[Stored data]

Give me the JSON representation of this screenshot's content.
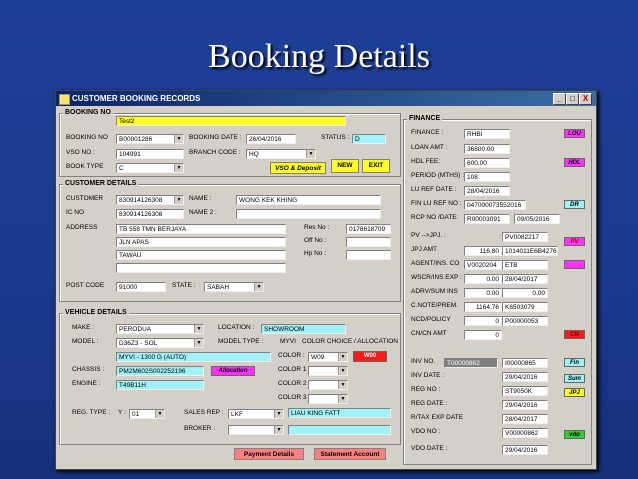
{
  "slide": {
    "title": "Booking Details"
  },
  "window": {
    "title": "CUSTOMER BOOKING RECORDS",
    "min": "_",
    "max": "□",
    "close": "X"
  },
  "booking": {
    "section": "BOOKING NO",
    "booking_no_top": "Test2",
    "booking_no_label": "BOOKING NO",
    "booking_no": "B00001286",
    "booking_date_label": "BOOKING DATE :",
    "booking_date": "26/04/2016",
    "status_label": "STATUS :",
    "status": "D",
    "vso_label": "VSO NO :",
    "vso": "104991",
    "branch_label": "BRANCH CODE :",
    "branch": "HQ",
    "book_type_label": "BOOK TYPE",
    "book_type": "C",
    "vsi_btn": "VSO & Deposit",
    "new_btn": "NEW",
    "exit_btn": "EXIT"
  },
  "customer": {
    "section": "CUSTOMER DETAILS",
    "customer_label": "CUSTOMER",
    "customer": "830914126308",
    "ic_label": "IC NO",
    "ic": "830914126308",
    "name_label": "NAME :",
    "name": "WONG KEK KHING",
    "name2_label": "NAME 2 :",
    "address_label": "ADDRESS",
    "addr1": "TB 558 TMN BERJAYA",
    "addr2": "JLN APAS",
    "addr3": "TAWAU",
    "res_label": "Res No :",
    "res": "0178618709",
    "off_label": "Off No :",
    "hp_label": "Hp No :",
    "postcode_label": "POST CODE",
    "postcode": "91000",
    "state_label": "STATE :",
    "state": "SABAH"
  },
  "vehicle": {
    "section": "VEHICLE DETAILS",
    "make_label": "MAKE :",
    "make": "PERODUA",
    "location_label": "LOCATION :",
    "location": "SHOWROOM",
    "model_label": "MODEL :",
    "model": "D36Z3 - SOL",
    "model_type_label": "MODEL TYPE :",
    "model_type": "MYVI",
    "color_choice_label": "COLOR CHOICE / ALLOCATION",
    "model_desc": "MYVI - 1300 G (AUTO)",
    "color_label": "COLOR :",
    "color": "W09",
    "color_tag": "W09",
    "chassis_label": "CHASSIS :",
    "chassis": "PM2M602S002252196",
    "allocation_btn": "Allocation",
    "color1_label": "COLOR 1 :",
    "engine_label": "ENGINE :",
    "engine": "T49B11H",
    "color2_label": "COLOR 2 :",
    "color3_label": "COLOR 3 :",
    "reg_type_label": "REG. TYPE :",
    "reg_type_y": "Y :",
    "reg_type": "01",
    "sales_rep_label": "SALES REP :",
    "sales_rep": "LKF",
    "sales_rep_name": "LIAU KING FATT",
    "broker_label": "BROKER :"
  },
  "finance": {
    "section": "FINANCE",
    "finance_label": "FINANCE :",
    "finance": "RHBI",
    "loan_label": "LOAN AMT :",
    "loan": "36800.00",
    "hdl_label": "HDL FEE:",
    "hdl": "600.00",
    "period_label": "PERIOD (MTHS) :",
    "period": "108",
    "lu_date_label": "LU REF DATE :",
    "lu_date": "28/04/2016",
    "fin_lu_label": "FIN LU REF NO :",
    "fin_lu": "047000073552016",
    "rcp_label": "RCP NO /DATE:",
    "rcp_no": "R00003091",
    "rcp_date": "09/05/2016",
    "lou_tag": "LOU",
    "hdl_tag": "HDL",
    "dr_tag": "DR",
    "pv_label": "PV -->JPJ. :",
    "pv": "PV0082217",
    "jpj_label": "JPJ AMT",
    "jpj_amt": "116.80",
    "jpj_ref": "1014011E6B4276",
    "agent_label": "AGENT/INS. CO",
    "agent_code": "V0020204",
    "agent": "ETB",
    "wscr_label": "WSCR/INS EXP :",
    "wscr_amt": "0.00",
    "wscr_date": "28/04/2017",
    "adrv_label": "ADRV/SUM INS",
    "adrv1": "0.00",
    "adrv2": "0.00",
    "cnote_label": "C.NOTE/PREM.",
    "cnote_amt": "1164.76",
    "cnote": "K6503079",
    "ncd_label": "NCD/POLICY",
    "ncd": "0",
    "policy": "P00000053",
    "cn_label": "CN/CN AMT",
    "cn": "0",
    "pv_tag": "PV",
    "cn_tag": "CN",
    "inv_label": "INV NO.",
    "inv_prefix": "T00000862",
    "inv": "I00000865",
    "inv_date_label": "INV DATE :",
    "inv_date": "29/04/2016",
    "reg_no_label": "REG NO :",
    "reg_no": "ST9050K",
    "reg_date_label": "REG DATE :",
    "reg_date": "29/04/2016",
    "rtax_label": "R/TAX EXP DATE",
    "rtax": "28/04/2017",
    "vdo_label": "VDO NO :",
    "vdo": "V00000862",
    "vdo_date_label": "VDO DATE :",
    "vdo_date": "29/04/2016",
    "fin_tag": "Fin",
    "sum_tag": "Sum",
    "jpj_tag": "JPJ",
    "vdo_tag": "vdo"
  },
  "footer": {
    "payment_btn": "Payment Details",
    "statement_btn": "Statement Account"
  },
  "colors": {
    "cyan": "#9ff2f7",
    "yellow": "#ffff24",
    "magenta": "#ff33ff",
    "red": "#ff1a1a",
    "pink": "#ff8080"
  }
}
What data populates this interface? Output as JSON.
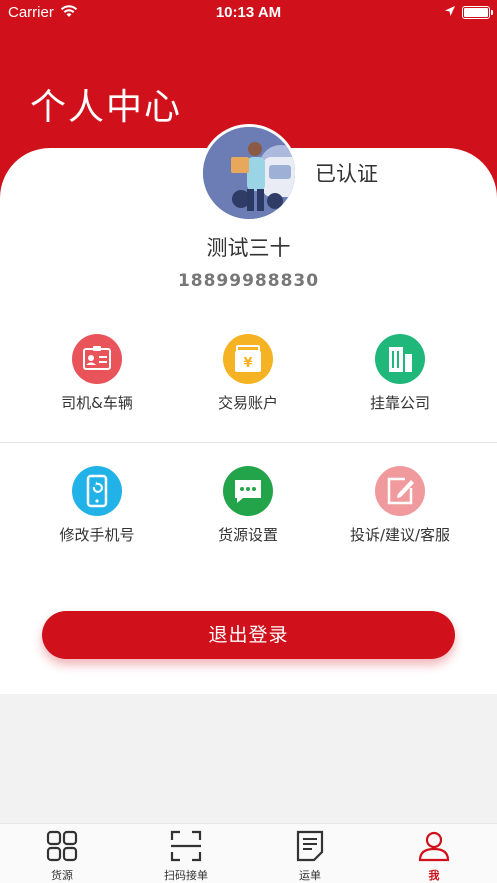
{
  "status_bar": {
    "carrier": "Carrier",
    "time": "10:13 AM"
  },
  "page": {
    "title": "个人中心"
  },
  "profile": {
    "verified_label": "已认证",
    "name": "测试三十",
    "phone": "18899988830"
  },
  "menu": [
    {
      "label": "司机&车辆",
      "icon": "id-card-icon",
      "color": "#e8545a"
    },
    {
      "label": "交易账户",
      "icon": "wallet-icon",
      "color": "#f5b323"
    },
    {
      "label": "挂靠公司",
      "icon": "building-icon",
      "color": "#20b87a"
    },
    {
      "label": "修改手机号",
      "icon": "phone-icon",
      "color": "#21b3e8"
    },
    {
      "label": "货源设置",
      "icon": "chat-icon",
      "color": "#24a44a"
    },
    {
      "label": "投诉/建议/客服",
      "icon": "edit-icon",
      "color": "#f09a9d"
    }
  ],
  "actions": {
    "logout_label": "退出登录"
  },
  "tabbar": [
    {
      "label": "货源",
      "icon": "grid-icon",
      "active": false
    },
    {
      "label": "扫码接单",
      "icon": "scan-icon",
      "active": false
    },
    {
      "label": "运单",
      "icon": "document-icon",
      "active": false
    },
    {
      "label": "我",
      "icon": "user-icon",
      "active": true
    }
  ],
  "colors": {
    "brand": "#d0101b",
    "background": "#f2f2f2"
  }
}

• What is asked: Reproduce every record above exactly, but leave out the pictures.

• Task response:
Give me the JSON representation of this screenshot's content.
{
  "slide": {
    "title": "Booking Details"
  },
  "window": {
    "title": "CUSTOMER BOOKING RECORDS",
    "min": "_",
    "max": "□",
    "close": "X"
  },
  "booking": {
    "section": "BOOKING NO",
    "booking_no_top": "Test2",
    "booking_no_label": "BOOKING NO",
    "booking_no": "B00001286",
    "booking_date_label": "BOOKING DATE :",
    "booking_date": "26/04/2016",
    "status_label": "STATUS :",
    "status": "D",
    "vso_label": "VSO NO :",
    "vso": "104991",
    "branch_label": "BRANCH CODE :",
    "branch": "HQ",
    "book_type_label": "BOOK TYPE",
    "book_type": "C",
    "vsi_btn": "VSO & Deposit",
    "new_btn": "NEW",
    "exit_btn": "EXIT"
  },
  "customer": {
    "section": "CUSTOMER DETAILS",
    "customer_label": "CUSTOMER",
    "customer": "830914126308",
    "ic_label": "IC NO",
    "ic": "830914126308",
    "name_label": "NAME :",
    "name": "WONG KEK KHING",
    "name2_label": "NAME 2 :",
    "address_label": "ADDRESS",
    "addr1": "TB 558 TMN BERJAYA",
    "addr2": "JLN APAS",
    "addr3": "TAWAU",
    "res_label": "Res No :",
    "res": "0178618709",
    "off_label": "Off No :",
    "hp_label": "Hp No :",
    "postcode_label": "POST CODE",
    "postcode": "91000",
    "state_label": "STATE :",
    "state": "SABAH"
  },
  "vehicle": {
    "section": "VEHICLE DETAILS",
    "make_label": "MAKE :",
    "make": "PERODUA",
    "location_label": "LOCATION :",
    "location": "SHOWROOM",
    "model_label": "MODEL :",
    "model": "D36Z3 - SOL",
    "model_type_label": "MODEL TYPE :",
    "model_type": "MYVI",
    "color_choice_label": "COLOR CHOICE / ALLOCATION",
    "model_desc": "MYVI - 1300 G (AUTO)",
    "color_label": "COLOR :",
    "color": "W09",
    "color_tag": "W09",
    "chassis_label": "CHASSIS :",
    "chassis": "PM2M602S002252196",
    "allocation_btn": "Allocation",
    "color1_label": "COLOR 1 :",
    "engine_label": "ENGINE :",
    "engine": "T49B11H",
    "color2_label": "COLOR 2 :",
    "color3_label": "COLOR 3 :",
    "reg_type_label": "REG. TYPE :",
    "reg_type_y": "Y :",
    "reg_type": "01",
    "sales_rep_label": "SALES REP :",
    "sales_rep": "LKF",
    "sales_rep_name": "LIAU KING FATT",
    "broker_label": "BROKER :"
  },
  "finance": {
    "section": "FINANCE",
    "finance_label": "FINANCE :",
    "finance": "RHBI",
    "loan_label": "LOAN AMT :",
    "loan": "36800.00",
    "hdl_label": "HDL FEE:",
    "hdl": "600.00",
    "period_label": "PERIOD (MTHS) :",
    "period": "108",
    "lu_date_label": "LU REF DATE :",
    "lu_date": "28/04/2016",
    "fin_lu_label": "FIN LU REF NO :",
    "fin_lu": "047000073552016",
    "rcp_label": "RCP NO /DATE:",
    "rcp_no": "R00003091",
    "rcp_date": "09/05/2016",
    "lou_tag": "LOU",
    "hdl_tag": "HDL",
    "dr_tag": "DR",
    "pv_label": "PV -->JPJ. :",
    "pv": "PV0082217",
    "jpj_label": "JPJ AMT",
    "jpj_amt": "116.80",
    "jpj_ref": "1014011E6B4276",
    "agent_label": "AGENT/INS. CO",
    "agent_code": "V0020204",
    "agent": "ETB",
    "wscr_label": "WSCR/INS EXP :",
    "wscr_amt": "0.00",
    "wscr_date": "28/04/2017",
    "adrv_label": "ADRV/SUM INS",
    "adrv1": "0.00",
    "adrv2": "0.00",
    "cnote_label": "C.NOTE/PREM.",
    "cnote_amt": "1164.76",
    "cnote": "K6503079",
    "ncd_label": "NCD/POLICY",
    "ncd": "0",
    "policy": "P00000053",
    "cn_label": "CN/CN AMT",
    "cn": "0",
    "pv_tag": "PV",
    "cn_tag": "CN",
    "inv_label": "INV NO.",
    "inv_prefix": "T00000862",
    "inv": "I00000865",
    "inv_date_label": "INV DATE :",
    "inv_date": "29/04/2016",
    "reg_no_label": "REG NO :",
    "reg_no": "ST9050K",
    "reg_date_label": "REG DATE :",
    "reg_date": "29/04/2016",
    "rtax_label": "R/TAX EXP DATE",
    "rtax": "28/04/2017",
    "vdo_label": "VDO NO :",
    "vdo": "V00000862",
    "vdo_date_label": "VDO DATE :",
    "vdo_date": "29/04/2016",
    "fin_tag": "Fin",
    "sum_tag": "Sum",
    "jpj_tag": "JPJ",
    "vdo_tag": "vdo"
  },
  "footer": {
    "payment_btn": "Payment Details",
    "statement_btn": "Statement Account"
  },
  "colors": {
    "cyan": "#9ff2f7",
    "yellow": "#ffff24",
    "magenta": "#ff33ff",
    "red": "#ff1a1a",
    "pink": "#ff8080"
  }
}
What data populates this interface? Output as JSON.
{
  "status_bar": {
    "carrier": "Carrier",
    "time": "10:13 AM"
  },
  "page": {
    "title": "个人中心"
  },
  "profile": {
    "verified_label": "已认证",
    "name": "测试三十",
    "phone": "18899988830"
  },
  "menu": [
    {
      "label": "司机&车辆",
      "icon": "id-card-icon",
      "color": "#e8545a"
    },
    {
      "label": "交易账户",
      "icon": "wallet-icon",
      "color": "#f5b323"
    },
    {
      "label": "挂靠公司",
      "icon": "building-icon",
      "color": "#20b87a"
    },
    {
      "label": "修改手机号",
      "icon": "phone-icon",
      "color": "#21b3e8"
    },
    {
      "label": "货源设置",
      "icon": "chat-icon",
      "color": "#24a44a"
    },
    {
      "label": "投诉/建议/客服",
      "icon": "edit-icon",
      "color": "#f09a9d"
    }
  ],
  "actions": {
    "logout_label": "退出登录"
  },
  "tabbar": [
    {
      "label": "货源",
      "icon": "grid-icon",
      "active": false
    },
    {
      "label": "扫码接单",
      "icon": "scan-icon",
      "active": false
    },
    {
      "label": "运单",
      "icon": "document-icon",
      "active": false
    },
    {
      "label": "我",
      "icon": "user-icon",
      "active": true
    }
  ],
  "colors": {
    "brand": "#d0101b",
    "background": "#f2f2f2"
  }
}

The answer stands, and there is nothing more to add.